There is no doubt but that it was necessary to submit the question to the taxpayers at a special election, before the bonds could be issued. (See Village Law [Consol. Laws, chap.. 64; Laws of 1909, *419chap. "64], § 128, subd. 6.) Subdivision 2 of section 41 of that law provides among other things: “ A woman who possesses the qualifications to vote for village officers, except the qualifications of sex, who is the owner of property in the village assessed upon the last preceding assessment-roll thereof, is entitled to vote upon a proposition to raise money by tax or assessment, or for the dissolution of the village.” There is no controversy over the other qualifications of women to vote, except their sex. There seems to be no doubt as to the statute above quoted. Its language is plain and unambiguous and effect must be given to its provisions.
The case of People ex rel. Dillon v. Moir (129 App. Div. 938) is not an authority for the proposition that the right of women to vote under this statute does not exist. Ho opinion was written when that case was affirmed in this court. It was held at Special Term (62 Misc. Rep. 35) that the proposition or resolution there submitted did not entitle women to vote in that it provided only for the issue of bonds and not for the raising of money by tax or assessment to pay the principal or interest as it matured. We affirmed, not upon the opinion at Special Term, but without any opinion at all. The bonds then would clearly have been void, because the resolution failed to comply with the provisions of section 5 of the former General Municipal Law above referred to. That section expressly required the resolution to provide for the raising annually by tax an amount sufficient to pay the principal and interest of the bonds as the same should become due, and nothing of this kind was contained in the resolution. Moreover, we held in Village of Canandaigua v. Hayes (90 App. Div. 336, 347) that a resolution under the former statute was insufficient to validate bonds which merely provided for the raising by annual tax of a sum sufficient to pay the interest and principal as the same became due, but failed to indicate in what installments the bonds were to be made payable and which were to be paid each year.
The resolution in the Dillon case was defective in this respect also. It was manifestly insufficient in form when adopted to authorize the issue of any bonds.
There was abundant reason, therefore, for affirming the order restraining such issue of bonds regardless of the question as to the right of women to vote.
*420We did not adopt the language of the opinion of the Special ' Term in affirming that order.
We think there should be no issue or sale of bonds here until a new election is had at which women are permitted to vote if qualified in other respects aside from sex, or at least until a trial of this case is had and a decision on the merits is made.
All concurred, except McLennan, P. J., who dissented on the ground that it does not appear that the votes rejected would have changed the result of the election.
Order affirmed, with ten dollars costs and disbursements.

#### Dataset excerpts:
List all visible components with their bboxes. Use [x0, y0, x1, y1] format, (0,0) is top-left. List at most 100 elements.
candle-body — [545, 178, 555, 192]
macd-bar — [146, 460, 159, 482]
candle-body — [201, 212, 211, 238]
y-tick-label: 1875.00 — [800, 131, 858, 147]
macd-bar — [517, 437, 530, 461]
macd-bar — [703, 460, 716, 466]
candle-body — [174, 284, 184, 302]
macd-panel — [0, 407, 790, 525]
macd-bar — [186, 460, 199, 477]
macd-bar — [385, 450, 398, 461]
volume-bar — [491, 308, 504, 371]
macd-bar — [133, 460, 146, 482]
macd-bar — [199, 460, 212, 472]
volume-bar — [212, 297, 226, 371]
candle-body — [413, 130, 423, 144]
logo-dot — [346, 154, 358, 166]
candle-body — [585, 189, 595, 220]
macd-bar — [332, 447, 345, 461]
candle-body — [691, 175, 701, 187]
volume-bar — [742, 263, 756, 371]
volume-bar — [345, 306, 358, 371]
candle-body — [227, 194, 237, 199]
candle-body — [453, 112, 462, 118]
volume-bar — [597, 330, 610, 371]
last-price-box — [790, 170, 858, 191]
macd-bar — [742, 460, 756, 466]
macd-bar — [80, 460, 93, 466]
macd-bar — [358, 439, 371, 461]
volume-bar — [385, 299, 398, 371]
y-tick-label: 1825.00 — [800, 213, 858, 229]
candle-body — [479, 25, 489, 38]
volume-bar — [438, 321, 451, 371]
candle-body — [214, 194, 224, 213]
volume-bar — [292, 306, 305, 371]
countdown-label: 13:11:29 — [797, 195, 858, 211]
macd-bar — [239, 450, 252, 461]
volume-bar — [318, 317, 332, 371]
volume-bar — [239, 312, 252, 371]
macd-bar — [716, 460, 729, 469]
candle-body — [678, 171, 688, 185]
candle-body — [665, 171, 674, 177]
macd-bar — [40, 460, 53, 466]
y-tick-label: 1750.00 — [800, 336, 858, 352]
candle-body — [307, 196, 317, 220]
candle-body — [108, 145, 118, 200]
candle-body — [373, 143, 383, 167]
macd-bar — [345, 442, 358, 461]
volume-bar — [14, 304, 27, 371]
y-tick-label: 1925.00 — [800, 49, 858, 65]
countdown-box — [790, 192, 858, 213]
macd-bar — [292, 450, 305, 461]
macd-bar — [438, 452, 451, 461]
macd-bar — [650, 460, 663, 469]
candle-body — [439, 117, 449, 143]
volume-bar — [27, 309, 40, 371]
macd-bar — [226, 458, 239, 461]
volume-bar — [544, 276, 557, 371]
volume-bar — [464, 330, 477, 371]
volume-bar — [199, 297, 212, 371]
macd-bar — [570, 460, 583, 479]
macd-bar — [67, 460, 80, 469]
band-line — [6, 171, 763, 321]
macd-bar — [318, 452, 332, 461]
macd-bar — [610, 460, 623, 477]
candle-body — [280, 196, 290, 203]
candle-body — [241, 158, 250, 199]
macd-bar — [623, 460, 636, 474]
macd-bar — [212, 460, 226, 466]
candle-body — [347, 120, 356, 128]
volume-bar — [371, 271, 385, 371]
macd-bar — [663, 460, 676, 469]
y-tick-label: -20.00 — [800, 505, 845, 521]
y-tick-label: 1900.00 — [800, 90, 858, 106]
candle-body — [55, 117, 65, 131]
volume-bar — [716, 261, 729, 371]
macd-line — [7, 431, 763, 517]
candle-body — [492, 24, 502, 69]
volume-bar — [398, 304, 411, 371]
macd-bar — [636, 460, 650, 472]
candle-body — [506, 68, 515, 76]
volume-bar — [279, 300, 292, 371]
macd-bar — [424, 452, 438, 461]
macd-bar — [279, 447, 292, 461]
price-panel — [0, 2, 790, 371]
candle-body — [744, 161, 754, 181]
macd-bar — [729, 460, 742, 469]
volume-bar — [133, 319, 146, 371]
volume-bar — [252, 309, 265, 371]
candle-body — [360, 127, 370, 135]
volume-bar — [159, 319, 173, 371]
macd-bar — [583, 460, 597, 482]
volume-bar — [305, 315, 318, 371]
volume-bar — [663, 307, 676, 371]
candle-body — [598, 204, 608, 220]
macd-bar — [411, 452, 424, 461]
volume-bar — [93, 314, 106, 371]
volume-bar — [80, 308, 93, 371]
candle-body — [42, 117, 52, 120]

#### Actions to take:
1. Put this sentence from the court opinion into Spanish: "There is no controversy over the other qualifications of women to vote, except their sex."
2. According to the court opinion, who dissented?
3. Repeat the part of the court opinion starting at "There was abundant" and ending at "merits is made.".
The data can be left aside; it isn't needed here.

#### Completed exercise:
1. No hay controversia sobre los demás requisitos de las mujeres para votar, salvo su sexo.

2. McLennan, P. J.

3.
There was abundant reason, therefore, for affirming the order restraining such issue of bonds regardless of the question as to the right of women to vote.
*420We did not adopt the language of the opinion of the Special ' Term in affirming that order.
We think there should be no issue or sale of bonds here until a new election is had at which women are permitted to vote if qualified in other respects aside from sex, or at least until a trial of this case is had and a decision on the merits is made.